> **Task instructions**
List each line of the data that holds the word "text".

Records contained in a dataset
"""

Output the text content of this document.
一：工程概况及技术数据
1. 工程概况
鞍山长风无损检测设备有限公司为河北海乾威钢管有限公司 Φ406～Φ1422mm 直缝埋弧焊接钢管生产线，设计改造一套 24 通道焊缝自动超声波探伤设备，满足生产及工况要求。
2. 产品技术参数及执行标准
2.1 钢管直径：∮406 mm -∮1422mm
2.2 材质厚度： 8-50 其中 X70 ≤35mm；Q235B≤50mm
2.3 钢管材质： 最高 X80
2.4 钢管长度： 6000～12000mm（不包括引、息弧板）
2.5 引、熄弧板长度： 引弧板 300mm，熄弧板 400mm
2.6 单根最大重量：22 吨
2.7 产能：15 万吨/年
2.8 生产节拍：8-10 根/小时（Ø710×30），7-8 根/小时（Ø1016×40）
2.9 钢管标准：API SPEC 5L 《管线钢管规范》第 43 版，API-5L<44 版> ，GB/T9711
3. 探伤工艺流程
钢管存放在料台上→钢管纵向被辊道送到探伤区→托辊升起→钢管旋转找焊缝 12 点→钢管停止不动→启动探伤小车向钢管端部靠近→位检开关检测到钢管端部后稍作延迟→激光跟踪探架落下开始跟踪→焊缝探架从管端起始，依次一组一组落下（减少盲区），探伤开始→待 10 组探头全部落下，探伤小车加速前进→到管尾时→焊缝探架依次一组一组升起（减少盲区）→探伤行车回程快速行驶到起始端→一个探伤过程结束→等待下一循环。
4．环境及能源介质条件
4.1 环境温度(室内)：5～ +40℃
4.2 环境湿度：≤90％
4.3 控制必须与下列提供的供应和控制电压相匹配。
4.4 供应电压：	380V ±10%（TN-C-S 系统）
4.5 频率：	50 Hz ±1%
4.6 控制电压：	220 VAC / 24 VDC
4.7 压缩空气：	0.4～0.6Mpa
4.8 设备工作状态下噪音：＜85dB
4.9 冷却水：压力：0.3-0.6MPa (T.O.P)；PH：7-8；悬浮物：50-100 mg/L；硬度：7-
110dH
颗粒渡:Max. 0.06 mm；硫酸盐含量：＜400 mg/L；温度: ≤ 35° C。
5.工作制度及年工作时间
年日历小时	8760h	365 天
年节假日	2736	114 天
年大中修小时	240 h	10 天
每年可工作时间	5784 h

"""
"""

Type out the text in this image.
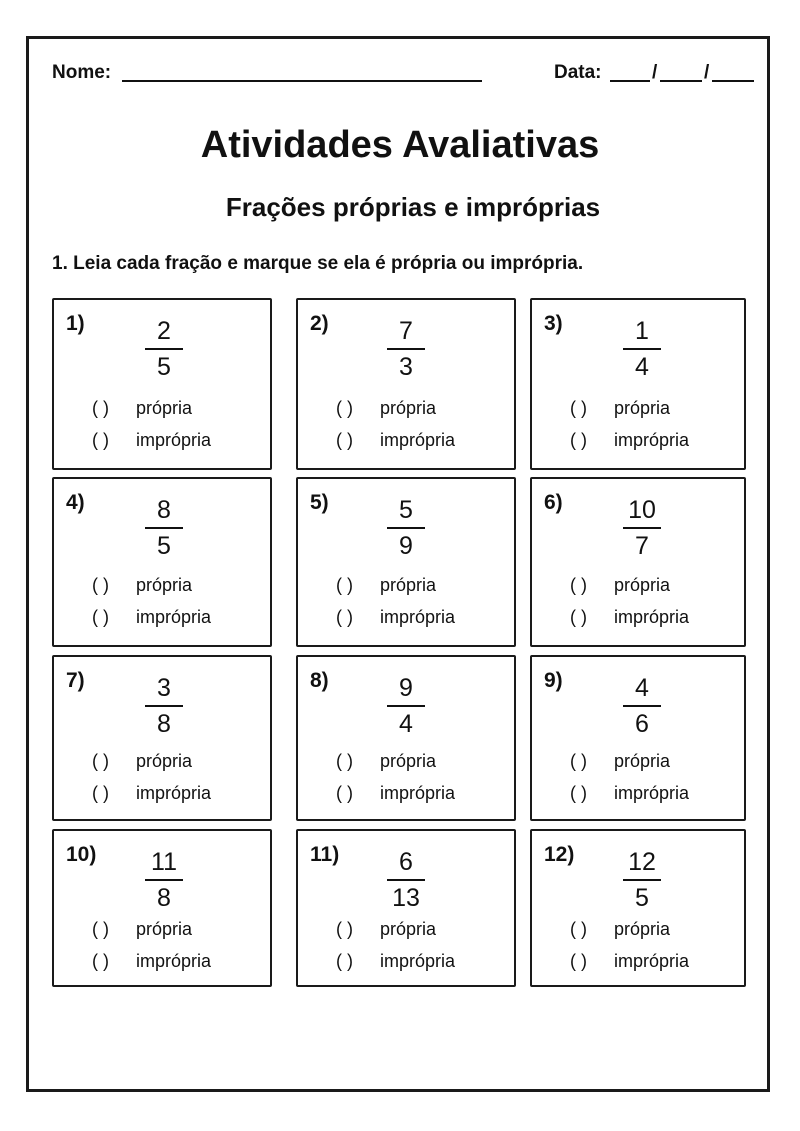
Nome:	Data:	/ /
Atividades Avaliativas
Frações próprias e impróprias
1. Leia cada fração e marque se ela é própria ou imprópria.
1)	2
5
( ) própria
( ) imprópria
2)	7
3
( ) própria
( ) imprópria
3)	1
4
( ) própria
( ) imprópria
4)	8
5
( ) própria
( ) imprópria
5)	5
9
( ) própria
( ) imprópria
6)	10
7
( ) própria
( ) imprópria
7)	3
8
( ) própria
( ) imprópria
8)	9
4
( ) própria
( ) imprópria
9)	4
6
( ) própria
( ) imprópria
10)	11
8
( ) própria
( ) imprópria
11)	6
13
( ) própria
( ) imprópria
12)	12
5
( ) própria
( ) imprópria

"""

> **Reply to the exercise**
Output the text content of this document.
Type out the text in this image.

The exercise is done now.